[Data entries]
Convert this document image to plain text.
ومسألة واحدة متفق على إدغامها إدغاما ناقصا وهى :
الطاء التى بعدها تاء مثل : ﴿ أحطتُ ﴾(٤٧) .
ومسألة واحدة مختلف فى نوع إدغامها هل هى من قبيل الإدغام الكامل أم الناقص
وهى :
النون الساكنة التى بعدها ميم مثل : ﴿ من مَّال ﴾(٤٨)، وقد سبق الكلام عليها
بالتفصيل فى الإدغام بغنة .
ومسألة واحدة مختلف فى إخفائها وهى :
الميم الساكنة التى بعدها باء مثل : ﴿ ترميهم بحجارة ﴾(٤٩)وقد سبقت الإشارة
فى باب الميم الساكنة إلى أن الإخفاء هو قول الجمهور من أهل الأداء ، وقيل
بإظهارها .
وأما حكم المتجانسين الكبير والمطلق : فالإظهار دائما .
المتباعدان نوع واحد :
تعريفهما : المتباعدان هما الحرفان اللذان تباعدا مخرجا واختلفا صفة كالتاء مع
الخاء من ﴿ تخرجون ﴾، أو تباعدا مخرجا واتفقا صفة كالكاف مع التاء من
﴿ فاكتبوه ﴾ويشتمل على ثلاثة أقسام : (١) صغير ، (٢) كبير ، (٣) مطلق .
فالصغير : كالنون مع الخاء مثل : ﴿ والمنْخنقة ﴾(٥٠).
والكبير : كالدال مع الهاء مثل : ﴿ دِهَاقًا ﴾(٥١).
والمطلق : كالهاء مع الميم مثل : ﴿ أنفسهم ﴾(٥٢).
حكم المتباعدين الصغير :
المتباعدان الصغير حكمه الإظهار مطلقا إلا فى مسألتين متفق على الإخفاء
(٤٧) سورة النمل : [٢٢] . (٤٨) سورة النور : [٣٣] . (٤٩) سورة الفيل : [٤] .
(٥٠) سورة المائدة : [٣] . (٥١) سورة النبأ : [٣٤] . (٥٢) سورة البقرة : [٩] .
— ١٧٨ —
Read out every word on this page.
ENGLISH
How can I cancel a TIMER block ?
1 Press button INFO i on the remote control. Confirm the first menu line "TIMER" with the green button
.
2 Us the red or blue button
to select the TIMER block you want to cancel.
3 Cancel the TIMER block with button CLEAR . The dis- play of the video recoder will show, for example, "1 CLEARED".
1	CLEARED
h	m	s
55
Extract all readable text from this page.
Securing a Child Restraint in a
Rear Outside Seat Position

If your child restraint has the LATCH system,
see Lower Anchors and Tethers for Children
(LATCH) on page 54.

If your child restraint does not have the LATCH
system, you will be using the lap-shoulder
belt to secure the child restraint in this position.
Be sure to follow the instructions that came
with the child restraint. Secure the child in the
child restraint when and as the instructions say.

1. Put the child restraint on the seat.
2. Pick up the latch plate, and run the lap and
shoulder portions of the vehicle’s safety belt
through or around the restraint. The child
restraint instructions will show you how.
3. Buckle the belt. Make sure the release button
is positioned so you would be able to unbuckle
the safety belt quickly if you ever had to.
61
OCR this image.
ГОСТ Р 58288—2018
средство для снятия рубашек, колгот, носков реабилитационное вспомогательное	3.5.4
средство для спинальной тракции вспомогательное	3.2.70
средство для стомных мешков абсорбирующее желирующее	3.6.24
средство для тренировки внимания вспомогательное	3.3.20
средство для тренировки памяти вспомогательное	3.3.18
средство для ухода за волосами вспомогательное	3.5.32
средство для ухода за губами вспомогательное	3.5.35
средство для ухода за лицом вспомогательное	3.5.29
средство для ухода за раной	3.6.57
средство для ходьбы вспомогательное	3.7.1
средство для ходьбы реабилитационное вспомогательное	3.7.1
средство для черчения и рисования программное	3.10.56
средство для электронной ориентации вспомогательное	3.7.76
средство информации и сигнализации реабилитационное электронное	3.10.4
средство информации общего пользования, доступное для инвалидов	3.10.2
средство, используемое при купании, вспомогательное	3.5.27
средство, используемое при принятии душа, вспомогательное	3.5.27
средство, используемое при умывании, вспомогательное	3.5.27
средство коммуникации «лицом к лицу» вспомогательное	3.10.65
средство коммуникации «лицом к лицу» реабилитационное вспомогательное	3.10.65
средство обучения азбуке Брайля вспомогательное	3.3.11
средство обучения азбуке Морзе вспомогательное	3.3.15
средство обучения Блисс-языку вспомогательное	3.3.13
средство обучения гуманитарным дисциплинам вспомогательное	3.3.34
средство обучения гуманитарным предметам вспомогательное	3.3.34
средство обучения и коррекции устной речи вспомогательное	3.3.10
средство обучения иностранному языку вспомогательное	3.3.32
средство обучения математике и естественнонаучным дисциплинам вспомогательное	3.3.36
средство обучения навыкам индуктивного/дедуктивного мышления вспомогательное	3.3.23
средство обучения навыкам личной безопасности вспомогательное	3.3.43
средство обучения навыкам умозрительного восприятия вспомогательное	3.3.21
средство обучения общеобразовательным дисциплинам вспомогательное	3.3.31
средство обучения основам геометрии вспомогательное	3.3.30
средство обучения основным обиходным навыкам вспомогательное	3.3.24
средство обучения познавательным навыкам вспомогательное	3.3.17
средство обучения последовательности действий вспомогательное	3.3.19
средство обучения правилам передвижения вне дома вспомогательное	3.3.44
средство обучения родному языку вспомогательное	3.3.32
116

● **What this task involves**:
Gather all lines of the records that include the word "лицу".

● **Task answer**:
средство коммуникации «лицом к лицу» вспомогательное	3.10.65
средство коммуникации «лицом к лицу» реабилитационное вспомогательное	3.10.65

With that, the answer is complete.